REQUIRED WORK: Locate the string "icon" in the listing below. Copy every line where it is found.

SUPPLIED INFORMATION:
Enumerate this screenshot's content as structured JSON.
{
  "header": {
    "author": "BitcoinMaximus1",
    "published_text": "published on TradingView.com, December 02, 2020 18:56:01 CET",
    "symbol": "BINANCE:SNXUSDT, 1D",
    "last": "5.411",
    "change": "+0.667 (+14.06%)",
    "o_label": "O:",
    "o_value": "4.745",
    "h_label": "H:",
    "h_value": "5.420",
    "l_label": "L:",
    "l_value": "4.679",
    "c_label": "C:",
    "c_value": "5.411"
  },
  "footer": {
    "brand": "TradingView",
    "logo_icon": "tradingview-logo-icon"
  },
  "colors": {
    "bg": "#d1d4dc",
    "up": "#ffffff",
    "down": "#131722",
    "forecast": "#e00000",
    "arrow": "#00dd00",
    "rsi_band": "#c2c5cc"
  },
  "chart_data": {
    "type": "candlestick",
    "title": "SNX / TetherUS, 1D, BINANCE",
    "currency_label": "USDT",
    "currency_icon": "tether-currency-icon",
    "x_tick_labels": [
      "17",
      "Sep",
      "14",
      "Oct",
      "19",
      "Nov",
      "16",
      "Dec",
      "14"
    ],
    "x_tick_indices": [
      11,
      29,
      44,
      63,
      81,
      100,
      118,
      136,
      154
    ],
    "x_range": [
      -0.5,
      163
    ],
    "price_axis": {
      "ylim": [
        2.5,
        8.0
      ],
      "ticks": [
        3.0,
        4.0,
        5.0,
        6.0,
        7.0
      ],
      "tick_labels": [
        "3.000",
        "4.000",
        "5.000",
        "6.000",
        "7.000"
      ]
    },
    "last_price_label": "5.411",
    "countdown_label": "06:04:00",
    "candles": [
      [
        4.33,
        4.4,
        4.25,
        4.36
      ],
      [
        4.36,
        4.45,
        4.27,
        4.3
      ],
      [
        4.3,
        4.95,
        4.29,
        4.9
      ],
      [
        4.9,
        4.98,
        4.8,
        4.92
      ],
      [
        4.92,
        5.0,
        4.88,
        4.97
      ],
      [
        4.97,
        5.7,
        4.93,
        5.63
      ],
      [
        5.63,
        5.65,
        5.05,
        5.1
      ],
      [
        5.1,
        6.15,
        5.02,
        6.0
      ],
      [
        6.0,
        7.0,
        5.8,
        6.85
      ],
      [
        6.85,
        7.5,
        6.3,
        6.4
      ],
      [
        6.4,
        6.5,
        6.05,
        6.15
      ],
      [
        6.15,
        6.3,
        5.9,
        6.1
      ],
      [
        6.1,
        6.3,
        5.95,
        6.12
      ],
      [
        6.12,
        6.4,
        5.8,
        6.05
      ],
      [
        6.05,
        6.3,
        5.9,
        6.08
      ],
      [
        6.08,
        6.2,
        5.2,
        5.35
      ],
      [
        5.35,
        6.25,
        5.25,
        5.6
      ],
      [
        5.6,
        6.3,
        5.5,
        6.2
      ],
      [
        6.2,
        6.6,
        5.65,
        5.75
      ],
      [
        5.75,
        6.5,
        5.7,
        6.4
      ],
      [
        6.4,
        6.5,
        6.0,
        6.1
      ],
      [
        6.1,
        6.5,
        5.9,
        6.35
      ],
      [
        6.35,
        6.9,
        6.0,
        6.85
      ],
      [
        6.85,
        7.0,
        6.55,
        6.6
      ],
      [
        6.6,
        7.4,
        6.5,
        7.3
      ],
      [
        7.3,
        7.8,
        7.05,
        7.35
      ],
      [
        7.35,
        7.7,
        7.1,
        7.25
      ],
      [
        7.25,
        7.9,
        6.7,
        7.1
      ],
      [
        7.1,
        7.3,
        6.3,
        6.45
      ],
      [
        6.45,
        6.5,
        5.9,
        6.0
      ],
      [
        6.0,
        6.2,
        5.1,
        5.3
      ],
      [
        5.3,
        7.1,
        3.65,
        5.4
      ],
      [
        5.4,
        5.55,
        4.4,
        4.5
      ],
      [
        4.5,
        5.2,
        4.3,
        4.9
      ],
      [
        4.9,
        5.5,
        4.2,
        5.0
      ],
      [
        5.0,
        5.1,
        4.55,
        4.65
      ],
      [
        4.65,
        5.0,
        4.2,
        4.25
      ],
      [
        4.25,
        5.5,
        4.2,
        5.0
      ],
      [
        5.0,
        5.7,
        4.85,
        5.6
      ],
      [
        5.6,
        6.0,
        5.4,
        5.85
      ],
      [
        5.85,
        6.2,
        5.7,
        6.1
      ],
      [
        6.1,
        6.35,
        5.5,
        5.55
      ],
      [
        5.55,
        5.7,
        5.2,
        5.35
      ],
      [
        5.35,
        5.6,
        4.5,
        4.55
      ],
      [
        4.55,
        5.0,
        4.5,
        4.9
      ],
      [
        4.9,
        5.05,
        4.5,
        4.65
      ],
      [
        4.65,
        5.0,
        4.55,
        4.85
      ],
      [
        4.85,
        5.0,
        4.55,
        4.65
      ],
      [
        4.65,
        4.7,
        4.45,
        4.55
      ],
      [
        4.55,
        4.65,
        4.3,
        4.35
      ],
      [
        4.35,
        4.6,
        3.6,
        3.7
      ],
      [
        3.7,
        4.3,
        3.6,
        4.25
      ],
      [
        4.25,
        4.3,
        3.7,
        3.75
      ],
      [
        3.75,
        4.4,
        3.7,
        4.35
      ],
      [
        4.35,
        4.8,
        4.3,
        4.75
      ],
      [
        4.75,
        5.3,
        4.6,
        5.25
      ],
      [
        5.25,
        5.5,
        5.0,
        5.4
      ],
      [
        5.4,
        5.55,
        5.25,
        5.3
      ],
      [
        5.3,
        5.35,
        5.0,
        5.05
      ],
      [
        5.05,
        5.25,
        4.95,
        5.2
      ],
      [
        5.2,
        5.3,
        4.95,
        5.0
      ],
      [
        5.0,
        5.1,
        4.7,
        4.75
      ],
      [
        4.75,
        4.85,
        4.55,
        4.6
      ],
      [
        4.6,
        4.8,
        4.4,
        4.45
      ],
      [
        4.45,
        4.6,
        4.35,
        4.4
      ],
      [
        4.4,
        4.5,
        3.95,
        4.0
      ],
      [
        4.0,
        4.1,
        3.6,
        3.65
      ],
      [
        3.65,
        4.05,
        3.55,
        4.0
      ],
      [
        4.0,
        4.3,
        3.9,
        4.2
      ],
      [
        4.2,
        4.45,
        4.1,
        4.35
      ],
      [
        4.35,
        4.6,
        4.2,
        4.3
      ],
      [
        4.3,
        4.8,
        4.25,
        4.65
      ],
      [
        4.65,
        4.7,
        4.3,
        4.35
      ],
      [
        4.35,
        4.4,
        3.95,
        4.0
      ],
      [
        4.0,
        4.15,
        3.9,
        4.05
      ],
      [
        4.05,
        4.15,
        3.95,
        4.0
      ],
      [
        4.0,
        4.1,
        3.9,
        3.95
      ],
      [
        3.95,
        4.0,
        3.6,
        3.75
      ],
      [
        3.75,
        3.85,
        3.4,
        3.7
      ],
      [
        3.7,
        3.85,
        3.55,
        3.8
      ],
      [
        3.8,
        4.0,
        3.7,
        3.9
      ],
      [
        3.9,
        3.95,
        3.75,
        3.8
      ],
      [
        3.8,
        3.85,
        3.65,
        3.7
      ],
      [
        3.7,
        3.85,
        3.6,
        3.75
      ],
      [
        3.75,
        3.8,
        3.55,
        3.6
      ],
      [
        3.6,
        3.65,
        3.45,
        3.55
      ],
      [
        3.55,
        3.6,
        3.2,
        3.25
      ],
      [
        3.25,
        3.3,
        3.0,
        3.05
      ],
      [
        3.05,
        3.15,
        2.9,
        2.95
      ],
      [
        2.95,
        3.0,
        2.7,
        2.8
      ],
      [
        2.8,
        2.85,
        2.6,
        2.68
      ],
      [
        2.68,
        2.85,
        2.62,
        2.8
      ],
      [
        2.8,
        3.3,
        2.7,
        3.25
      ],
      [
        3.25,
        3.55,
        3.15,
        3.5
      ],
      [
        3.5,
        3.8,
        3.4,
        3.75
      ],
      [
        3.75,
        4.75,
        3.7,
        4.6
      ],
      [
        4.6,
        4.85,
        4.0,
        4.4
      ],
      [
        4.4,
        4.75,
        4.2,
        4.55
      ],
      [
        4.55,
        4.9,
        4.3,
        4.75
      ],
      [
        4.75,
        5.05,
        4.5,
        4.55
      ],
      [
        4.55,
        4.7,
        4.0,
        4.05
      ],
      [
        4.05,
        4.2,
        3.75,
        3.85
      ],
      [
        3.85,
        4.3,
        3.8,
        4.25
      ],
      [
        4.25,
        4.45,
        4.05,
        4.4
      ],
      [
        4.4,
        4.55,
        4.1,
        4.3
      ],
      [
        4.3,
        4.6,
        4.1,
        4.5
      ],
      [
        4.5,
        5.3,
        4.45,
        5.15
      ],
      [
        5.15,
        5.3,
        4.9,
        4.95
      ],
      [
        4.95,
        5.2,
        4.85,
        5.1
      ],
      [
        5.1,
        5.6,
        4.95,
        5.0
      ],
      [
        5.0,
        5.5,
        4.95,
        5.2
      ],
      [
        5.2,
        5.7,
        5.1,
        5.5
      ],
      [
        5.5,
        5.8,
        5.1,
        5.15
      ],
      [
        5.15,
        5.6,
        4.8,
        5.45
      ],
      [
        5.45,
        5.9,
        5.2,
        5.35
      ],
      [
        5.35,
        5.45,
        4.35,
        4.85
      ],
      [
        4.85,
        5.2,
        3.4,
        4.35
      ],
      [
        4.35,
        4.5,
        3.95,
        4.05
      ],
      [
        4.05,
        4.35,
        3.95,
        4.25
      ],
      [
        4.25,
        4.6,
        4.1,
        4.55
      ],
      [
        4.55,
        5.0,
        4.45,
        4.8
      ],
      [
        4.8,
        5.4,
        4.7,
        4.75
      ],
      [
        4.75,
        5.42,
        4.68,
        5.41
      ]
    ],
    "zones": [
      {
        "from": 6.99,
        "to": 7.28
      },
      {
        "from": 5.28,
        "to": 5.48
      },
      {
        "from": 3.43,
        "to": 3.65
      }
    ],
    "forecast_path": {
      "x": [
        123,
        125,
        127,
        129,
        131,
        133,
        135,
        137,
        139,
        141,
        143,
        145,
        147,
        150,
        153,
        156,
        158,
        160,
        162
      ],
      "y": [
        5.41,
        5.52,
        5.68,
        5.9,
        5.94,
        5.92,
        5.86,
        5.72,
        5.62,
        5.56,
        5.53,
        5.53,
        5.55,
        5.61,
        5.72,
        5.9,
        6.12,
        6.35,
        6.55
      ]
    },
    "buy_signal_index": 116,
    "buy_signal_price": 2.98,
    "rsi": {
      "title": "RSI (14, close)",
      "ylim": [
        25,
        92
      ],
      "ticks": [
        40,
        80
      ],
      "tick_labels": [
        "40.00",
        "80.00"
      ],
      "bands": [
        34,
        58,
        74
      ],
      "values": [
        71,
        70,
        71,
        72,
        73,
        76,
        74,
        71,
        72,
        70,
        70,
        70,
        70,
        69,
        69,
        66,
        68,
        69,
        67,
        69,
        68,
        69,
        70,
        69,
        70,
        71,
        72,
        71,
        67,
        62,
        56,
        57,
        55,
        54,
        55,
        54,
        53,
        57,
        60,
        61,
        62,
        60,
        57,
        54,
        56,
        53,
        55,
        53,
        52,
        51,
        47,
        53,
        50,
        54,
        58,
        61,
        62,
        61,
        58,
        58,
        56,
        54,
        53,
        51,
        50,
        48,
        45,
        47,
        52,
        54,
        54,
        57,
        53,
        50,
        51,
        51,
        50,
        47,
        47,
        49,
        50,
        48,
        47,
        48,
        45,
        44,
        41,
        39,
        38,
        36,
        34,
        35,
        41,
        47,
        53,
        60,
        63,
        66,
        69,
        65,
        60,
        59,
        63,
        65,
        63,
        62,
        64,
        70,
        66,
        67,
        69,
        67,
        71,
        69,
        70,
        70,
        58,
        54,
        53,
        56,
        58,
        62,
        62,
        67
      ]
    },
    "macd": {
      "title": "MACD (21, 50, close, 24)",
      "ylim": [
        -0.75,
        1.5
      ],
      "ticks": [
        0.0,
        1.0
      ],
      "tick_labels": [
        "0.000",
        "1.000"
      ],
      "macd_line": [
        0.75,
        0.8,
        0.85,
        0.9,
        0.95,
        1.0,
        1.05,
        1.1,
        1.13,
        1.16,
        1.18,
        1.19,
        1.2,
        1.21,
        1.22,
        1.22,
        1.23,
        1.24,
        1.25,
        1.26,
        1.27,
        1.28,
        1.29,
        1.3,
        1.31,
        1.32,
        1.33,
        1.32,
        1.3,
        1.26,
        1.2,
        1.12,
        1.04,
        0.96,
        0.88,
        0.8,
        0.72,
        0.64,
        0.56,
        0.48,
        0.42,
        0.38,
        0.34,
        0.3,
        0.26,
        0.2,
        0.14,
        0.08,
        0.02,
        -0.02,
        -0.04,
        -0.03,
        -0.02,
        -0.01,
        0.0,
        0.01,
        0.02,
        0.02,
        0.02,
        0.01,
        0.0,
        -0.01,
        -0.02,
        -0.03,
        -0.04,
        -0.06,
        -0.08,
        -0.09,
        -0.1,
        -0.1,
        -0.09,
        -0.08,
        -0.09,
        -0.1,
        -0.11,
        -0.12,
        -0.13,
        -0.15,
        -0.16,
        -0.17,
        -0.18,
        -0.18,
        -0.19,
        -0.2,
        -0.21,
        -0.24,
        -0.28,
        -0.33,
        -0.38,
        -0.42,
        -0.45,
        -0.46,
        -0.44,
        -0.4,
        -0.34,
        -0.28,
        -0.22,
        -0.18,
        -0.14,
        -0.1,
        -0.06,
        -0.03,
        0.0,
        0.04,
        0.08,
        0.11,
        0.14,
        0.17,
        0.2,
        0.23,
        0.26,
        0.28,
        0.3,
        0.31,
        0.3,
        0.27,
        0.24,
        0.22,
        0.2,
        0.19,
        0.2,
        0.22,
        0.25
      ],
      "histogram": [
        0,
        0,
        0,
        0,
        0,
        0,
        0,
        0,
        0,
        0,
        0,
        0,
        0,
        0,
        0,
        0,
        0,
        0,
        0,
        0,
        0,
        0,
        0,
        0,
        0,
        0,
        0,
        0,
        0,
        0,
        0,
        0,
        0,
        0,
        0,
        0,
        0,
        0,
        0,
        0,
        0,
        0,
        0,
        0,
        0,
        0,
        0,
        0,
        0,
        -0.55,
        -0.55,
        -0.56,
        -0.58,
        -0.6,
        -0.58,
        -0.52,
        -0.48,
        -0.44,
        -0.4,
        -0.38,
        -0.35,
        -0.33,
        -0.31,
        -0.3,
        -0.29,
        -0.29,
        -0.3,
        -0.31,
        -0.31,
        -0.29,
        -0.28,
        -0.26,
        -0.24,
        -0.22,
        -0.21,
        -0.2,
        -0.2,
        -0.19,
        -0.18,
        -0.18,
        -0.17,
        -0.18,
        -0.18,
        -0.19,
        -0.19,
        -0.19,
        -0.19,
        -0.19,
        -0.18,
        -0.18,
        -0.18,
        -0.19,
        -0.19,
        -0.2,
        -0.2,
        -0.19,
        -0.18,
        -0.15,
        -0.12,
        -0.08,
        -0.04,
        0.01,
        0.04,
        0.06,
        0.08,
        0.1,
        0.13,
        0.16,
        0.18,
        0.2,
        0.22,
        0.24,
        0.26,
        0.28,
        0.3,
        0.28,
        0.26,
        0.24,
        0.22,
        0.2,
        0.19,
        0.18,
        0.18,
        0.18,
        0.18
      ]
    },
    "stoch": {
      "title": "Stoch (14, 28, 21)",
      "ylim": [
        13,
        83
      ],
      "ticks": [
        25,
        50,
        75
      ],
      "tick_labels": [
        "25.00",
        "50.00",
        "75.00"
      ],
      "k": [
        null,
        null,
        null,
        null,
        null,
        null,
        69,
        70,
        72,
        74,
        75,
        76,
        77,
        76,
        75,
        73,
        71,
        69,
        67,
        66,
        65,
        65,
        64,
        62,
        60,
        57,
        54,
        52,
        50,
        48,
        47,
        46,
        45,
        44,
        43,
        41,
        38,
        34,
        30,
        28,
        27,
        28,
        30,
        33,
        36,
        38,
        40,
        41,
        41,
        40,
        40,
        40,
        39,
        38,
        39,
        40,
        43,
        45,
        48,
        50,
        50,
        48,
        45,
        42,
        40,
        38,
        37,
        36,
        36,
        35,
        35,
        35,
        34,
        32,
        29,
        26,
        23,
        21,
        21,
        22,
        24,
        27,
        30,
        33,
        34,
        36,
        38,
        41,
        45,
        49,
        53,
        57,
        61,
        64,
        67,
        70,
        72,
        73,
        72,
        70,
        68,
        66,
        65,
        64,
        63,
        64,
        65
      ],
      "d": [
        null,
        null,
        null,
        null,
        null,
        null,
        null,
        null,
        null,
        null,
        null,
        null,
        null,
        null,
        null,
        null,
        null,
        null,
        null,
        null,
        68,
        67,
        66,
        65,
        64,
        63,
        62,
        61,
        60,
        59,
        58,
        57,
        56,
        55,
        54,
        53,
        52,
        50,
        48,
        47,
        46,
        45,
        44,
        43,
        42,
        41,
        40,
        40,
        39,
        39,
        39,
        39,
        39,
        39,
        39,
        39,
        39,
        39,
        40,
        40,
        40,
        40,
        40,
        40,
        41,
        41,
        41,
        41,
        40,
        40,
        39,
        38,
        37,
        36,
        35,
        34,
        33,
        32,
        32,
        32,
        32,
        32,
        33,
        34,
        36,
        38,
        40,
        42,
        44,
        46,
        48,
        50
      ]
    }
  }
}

WRITTEN SOLUTION:
    "logo_icon": "tradingview-logo-icon"
    "currency_icon": "tether-currency-icon",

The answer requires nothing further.